WHAT TO DO: Scan the records below. Copy every line in which the word "this" appears.

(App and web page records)
■ ■ ■
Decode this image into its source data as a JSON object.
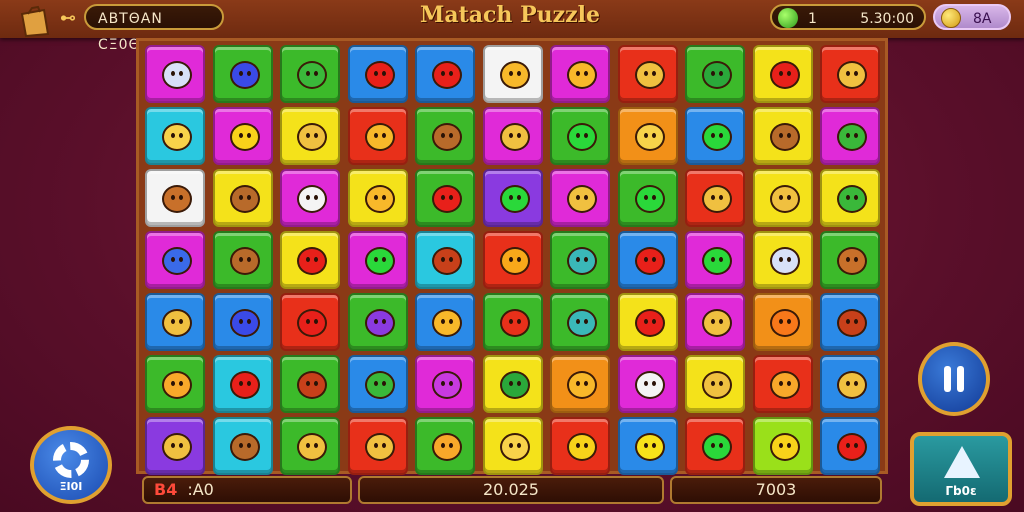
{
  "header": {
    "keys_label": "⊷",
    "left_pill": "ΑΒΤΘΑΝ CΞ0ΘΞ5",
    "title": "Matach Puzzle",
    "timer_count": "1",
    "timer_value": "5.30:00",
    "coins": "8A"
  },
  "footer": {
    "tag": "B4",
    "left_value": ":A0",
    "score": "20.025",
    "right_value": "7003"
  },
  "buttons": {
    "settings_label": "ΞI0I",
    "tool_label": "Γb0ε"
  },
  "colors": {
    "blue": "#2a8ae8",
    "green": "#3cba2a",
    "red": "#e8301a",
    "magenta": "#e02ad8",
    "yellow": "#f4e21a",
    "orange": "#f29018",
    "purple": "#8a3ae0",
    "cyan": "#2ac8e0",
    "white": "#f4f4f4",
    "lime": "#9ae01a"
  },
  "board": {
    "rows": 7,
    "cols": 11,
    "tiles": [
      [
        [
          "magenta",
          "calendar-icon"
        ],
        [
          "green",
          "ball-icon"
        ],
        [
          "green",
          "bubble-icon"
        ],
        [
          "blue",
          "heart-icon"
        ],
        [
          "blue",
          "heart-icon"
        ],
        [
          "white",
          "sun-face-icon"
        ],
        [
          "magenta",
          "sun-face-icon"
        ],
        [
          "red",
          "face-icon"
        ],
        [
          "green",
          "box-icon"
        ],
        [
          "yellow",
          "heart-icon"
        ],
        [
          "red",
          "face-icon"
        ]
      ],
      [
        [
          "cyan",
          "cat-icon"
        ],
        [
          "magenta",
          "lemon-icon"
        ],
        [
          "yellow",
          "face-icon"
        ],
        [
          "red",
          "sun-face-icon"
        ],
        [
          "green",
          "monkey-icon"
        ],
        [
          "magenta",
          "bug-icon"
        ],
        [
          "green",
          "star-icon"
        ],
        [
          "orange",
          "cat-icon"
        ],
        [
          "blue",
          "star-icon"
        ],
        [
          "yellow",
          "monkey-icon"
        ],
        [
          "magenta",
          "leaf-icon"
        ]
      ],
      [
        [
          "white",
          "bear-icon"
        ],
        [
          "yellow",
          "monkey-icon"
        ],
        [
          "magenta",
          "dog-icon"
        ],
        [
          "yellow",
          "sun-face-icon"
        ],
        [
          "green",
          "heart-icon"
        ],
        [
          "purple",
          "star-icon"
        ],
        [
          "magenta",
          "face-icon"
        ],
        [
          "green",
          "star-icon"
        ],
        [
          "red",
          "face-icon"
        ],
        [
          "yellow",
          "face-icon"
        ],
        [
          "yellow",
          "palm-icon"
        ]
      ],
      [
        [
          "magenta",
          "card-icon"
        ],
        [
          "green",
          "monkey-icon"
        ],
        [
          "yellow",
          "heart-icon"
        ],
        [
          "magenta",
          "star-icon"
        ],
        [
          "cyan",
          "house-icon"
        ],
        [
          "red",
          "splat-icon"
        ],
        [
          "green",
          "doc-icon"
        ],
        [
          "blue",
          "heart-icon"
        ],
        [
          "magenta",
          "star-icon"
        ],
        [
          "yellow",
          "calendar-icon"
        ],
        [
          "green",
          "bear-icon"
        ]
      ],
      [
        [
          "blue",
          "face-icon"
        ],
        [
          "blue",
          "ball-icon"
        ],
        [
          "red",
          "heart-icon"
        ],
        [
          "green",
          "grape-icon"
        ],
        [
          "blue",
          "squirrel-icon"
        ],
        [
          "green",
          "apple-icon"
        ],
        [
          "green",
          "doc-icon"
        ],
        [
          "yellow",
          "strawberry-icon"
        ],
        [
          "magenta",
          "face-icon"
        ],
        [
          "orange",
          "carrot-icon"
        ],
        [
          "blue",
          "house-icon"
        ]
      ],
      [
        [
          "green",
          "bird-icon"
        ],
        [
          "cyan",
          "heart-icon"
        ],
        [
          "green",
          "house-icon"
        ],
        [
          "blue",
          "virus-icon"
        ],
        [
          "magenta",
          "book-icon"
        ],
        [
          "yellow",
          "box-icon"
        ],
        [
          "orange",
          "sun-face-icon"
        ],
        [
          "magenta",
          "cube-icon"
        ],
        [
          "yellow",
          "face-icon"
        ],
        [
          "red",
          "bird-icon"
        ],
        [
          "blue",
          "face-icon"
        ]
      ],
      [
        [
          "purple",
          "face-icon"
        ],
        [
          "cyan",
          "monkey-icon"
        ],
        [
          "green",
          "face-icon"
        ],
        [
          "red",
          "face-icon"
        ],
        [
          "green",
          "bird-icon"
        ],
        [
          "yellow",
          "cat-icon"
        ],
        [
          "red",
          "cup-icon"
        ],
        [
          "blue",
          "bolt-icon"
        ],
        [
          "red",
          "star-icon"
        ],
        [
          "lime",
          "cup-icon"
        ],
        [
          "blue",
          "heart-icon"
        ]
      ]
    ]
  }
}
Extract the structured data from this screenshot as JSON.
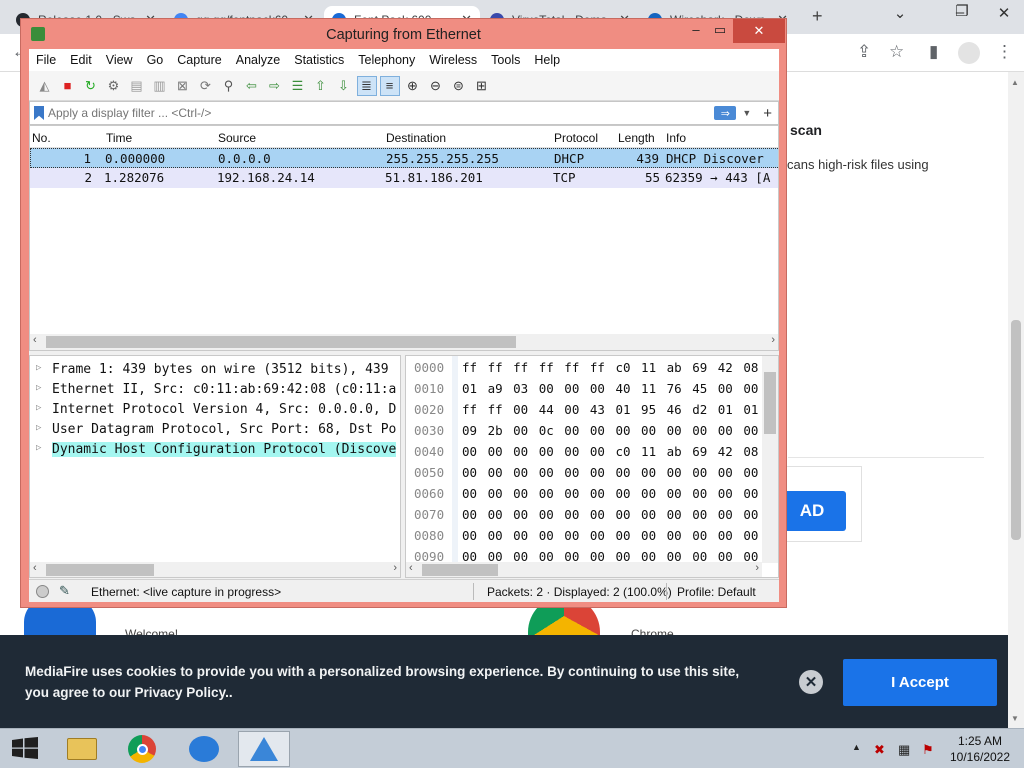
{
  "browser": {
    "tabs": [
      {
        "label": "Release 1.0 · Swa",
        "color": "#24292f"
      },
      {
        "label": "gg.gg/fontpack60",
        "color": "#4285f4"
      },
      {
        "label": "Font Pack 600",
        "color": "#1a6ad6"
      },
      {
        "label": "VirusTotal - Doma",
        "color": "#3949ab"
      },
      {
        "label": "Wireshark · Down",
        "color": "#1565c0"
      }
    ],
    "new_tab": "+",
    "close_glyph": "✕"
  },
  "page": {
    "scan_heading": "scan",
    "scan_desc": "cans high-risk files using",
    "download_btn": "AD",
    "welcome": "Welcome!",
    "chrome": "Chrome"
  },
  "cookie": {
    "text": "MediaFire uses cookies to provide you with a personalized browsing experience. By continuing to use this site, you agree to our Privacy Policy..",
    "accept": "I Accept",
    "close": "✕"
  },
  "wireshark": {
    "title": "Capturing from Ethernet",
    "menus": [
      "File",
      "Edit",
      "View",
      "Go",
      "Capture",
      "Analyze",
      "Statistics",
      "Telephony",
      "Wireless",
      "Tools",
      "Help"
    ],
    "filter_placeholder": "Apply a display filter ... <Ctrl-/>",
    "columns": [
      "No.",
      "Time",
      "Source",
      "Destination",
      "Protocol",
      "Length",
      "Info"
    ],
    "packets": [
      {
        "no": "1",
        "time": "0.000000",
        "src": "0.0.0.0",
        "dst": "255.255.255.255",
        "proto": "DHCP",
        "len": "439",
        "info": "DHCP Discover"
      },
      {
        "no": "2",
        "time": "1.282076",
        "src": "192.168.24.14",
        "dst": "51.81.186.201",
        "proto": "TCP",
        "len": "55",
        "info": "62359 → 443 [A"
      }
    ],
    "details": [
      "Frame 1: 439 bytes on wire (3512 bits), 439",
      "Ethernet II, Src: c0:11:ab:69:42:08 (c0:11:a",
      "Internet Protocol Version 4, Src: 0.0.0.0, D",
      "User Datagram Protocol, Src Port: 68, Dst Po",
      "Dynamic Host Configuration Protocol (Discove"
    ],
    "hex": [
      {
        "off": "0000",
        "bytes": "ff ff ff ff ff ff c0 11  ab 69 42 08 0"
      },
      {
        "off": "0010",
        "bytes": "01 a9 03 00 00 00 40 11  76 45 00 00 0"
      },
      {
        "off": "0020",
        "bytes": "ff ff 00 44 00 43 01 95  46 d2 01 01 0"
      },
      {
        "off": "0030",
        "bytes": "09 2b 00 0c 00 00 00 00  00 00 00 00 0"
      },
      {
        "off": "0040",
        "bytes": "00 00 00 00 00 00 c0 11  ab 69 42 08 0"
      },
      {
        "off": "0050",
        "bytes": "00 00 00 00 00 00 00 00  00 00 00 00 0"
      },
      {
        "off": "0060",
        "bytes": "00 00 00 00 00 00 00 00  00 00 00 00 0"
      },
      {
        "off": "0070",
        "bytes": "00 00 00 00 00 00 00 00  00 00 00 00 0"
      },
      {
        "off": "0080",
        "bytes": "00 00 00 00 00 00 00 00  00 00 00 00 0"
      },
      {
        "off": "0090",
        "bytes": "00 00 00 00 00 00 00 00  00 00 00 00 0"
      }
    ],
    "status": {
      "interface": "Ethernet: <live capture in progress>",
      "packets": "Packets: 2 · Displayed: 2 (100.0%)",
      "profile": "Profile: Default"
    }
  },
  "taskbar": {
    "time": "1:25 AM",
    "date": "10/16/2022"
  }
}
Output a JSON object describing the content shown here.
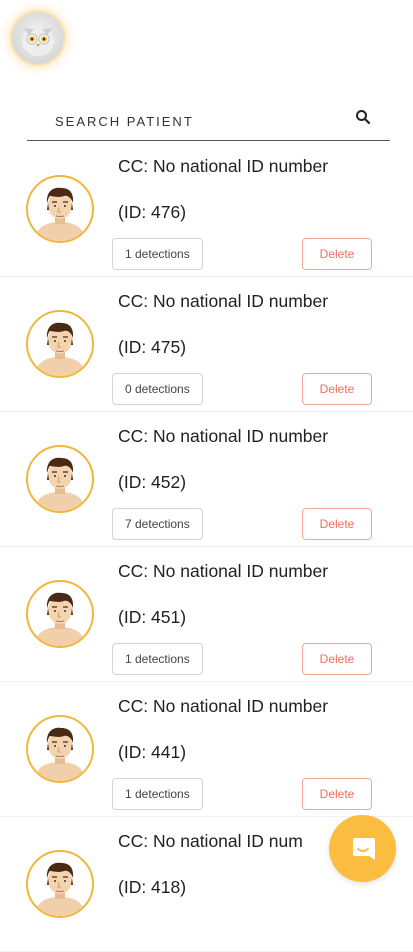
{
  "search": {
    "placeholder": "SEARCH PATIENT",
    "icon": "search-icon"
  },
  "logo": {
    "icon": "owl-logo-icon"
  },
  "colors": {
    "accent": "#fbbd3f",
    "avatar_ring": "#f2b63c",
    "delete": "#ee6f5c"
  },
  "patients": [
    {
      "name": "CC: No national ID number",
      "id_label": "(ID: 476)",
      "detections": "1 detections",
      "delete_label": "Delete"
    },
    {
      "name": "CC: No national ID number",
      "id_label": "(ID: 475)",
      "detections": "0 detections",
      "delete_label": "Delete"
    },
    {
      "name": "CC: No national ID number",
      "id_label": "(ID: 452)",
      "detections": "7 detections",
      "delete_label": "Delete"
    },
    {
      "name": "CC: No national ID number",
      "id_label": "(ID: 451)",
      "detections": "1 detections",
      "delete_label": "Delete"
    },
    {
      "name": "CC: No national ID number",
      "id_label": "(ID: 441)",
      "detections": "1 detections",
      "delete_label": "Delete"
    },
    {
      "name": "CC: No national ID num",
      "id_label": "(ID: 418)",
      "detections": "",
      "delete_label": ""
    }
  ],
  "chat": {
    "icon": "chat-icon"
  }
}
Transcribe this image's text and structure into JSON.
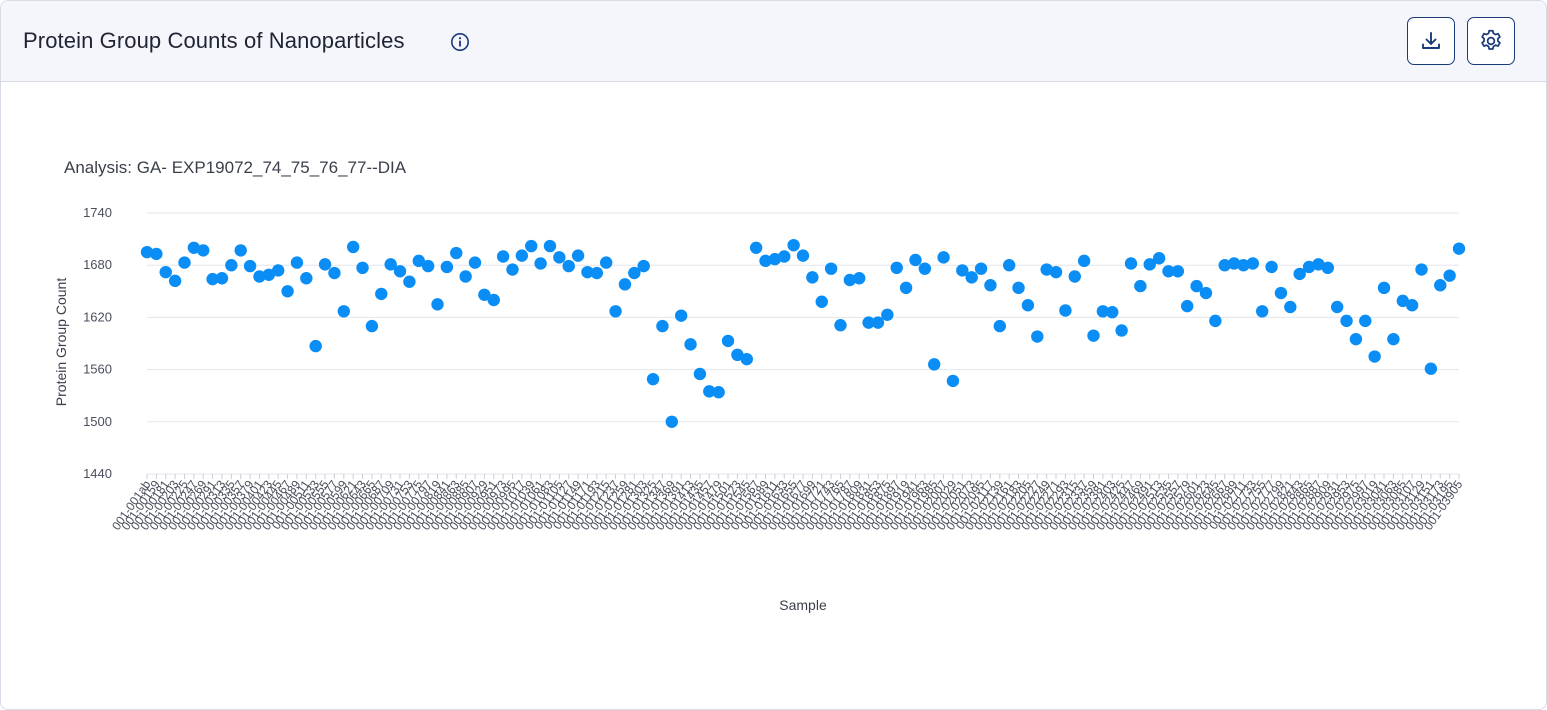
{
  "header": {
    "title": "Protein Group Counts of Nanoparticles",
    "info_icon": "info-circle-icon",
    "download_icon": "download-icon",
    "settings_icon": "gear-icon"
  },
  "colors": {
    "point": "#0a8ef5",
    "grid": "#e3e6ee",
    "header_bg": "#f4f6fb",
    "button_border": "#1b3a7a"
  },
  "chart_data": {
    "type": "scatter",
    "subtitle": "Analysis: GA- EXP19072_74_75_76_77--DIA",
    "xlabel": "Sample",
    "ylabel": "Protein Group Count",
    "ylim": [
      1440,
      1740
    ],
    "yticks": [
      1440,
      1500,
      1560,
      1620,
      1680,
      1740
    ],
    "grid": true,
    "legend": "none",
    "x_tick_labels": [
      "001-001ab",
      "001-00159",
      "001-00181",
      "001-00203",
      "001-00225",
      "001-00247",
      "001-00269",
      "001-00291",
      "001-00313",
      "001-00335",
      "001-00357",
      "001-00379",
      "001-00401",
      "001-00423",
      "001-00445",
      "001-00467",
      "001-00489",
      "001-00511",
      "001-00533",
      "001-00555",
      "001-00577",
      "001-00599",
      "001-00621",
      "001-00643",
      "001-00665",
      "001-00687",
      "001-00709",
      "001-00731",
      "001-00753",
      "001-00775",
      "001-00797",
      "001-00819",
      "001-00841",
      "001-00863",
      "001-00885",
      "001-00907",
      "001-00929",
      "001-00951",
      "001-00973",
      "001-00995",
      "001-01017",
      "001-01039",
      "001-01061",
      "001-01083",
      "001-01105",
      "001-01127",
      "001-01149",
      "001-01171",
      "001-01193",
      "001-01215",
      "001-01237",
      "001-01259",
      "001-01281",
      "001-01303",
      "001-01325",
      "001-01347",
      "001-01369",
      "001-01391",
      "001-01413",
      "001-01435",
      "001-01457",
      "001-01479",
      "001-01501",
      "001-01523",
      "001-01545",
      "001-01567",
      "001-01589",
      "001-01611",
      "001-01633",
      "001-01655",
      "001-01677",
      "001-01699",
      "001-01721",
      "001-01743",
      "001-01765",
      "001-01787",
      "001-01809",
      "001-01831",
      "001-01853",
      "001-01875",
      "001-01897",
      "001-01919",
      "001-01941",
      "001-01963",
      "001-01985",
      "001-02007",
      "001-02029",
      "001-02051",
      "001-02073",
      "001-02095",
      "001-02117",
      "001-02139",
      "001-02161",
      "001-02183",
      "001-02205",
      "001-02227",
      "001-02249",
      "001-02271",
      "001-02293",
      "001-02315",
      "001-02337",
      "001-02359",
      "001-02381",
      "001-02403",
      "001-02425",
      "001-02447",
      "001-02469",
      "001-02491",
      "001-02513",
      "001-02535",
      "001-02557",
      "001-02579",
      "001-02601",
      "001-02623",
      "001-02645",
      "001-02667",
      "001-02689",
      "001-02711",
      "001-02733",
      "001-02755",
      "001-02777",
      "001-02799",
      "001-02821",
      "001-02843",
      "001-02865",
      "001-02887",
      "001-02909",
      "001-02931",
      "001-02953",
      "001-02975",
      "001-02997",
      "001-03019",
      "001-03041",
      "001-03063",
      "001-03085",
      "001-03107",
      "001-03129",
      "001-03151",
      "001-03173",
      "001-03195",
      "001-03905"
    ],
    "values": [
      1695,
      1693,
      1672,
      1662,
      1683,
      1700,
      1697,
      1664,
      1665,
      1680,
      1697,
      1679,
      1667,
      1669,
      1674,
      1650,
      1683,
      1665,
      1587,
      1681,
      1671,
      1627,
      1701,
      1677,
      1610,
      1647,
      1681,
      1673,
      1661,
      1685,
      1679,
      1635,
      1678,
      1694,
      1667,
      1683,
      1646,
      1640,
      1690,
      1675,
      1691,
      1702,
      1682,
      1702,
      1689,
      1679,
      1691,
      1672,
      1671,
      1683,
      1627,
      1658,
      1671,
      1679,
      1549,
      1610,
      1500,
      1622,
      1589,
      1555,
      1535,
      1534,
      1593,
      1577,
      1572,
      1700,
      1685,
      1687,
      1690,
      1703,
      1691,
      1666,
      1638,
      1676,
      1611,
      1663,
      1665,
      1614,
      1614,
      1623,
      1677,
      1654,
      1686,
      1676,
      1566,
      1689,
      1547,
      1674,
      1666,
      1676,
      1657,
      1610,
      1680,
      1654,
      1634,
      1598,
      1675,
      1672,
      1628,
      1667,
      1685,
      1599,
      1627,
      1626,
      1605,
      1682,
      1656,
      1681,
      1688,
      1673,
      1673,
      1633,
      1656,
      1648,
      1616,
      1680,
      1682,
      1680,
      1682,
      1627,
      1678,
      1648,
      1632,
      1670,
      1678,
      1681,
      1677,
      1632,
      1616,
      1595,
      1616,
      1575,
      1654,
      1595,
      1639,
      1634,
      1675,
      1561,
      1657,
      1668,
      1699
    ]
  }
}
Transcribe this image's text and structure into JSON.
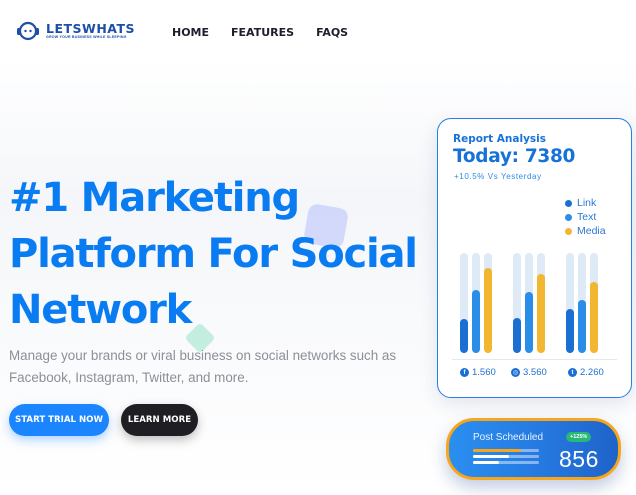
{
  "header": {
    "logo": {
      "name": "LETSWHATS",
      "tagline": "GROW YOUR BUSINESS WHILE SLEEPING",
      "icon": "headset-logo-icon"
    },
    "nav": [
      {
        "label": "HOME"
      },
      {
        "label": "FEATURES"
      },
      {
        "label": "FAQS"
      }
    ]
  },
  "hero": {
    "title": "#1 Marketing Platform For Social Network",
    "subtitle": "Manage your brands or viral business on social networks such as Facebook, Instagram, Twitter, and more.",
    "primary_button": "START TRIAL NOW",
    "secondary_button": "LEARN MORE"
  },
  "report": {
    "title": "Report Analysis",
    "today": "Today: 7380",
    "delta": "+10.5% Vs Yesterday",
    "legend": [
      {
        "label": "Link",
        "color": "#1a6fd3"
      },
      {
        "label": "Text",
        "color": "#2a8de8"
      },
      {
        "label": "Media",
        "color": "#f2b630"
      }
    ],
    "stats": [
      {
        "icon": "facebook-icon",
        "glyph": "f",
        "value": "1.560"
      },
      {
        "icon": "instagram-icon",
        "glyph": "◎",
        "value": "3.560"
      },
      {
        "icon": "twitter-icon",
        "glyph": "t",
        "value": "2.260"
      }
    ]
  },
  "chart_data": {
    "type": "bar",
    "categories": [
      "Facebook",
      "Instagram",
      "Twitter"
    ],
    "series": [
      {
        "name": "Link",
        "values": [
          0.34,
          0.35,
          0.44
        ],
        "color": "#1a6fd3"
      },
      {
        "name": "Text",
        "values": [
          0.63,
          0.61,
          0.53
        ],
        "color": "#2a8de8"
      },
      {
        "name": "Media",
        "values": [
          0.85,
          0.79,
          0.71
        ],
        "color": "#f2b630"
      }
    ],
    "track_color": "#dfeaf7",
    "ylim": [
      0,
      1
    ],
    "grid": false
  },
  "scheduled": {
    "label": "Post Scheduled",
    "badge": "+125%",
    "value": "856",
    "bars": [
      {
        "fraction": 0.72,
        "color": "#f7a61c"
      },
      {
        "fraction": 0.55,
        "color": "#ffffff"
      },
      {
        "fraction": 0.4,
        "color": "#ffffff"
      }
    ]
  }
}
■ ■ ■
OUTPUT OF THE TASK:
Decode this image into its source data as a JSON object.
Extract the structured data from this screenshot as JSON.
    "text": "MediaFire uses cookies to provide you with a personalized browsing experience. By continuing to use this site, you agree to our Privacy Policy..",
Transcribe this image's text and structure into JSON.
Transcribe this image's text and structure into JSON.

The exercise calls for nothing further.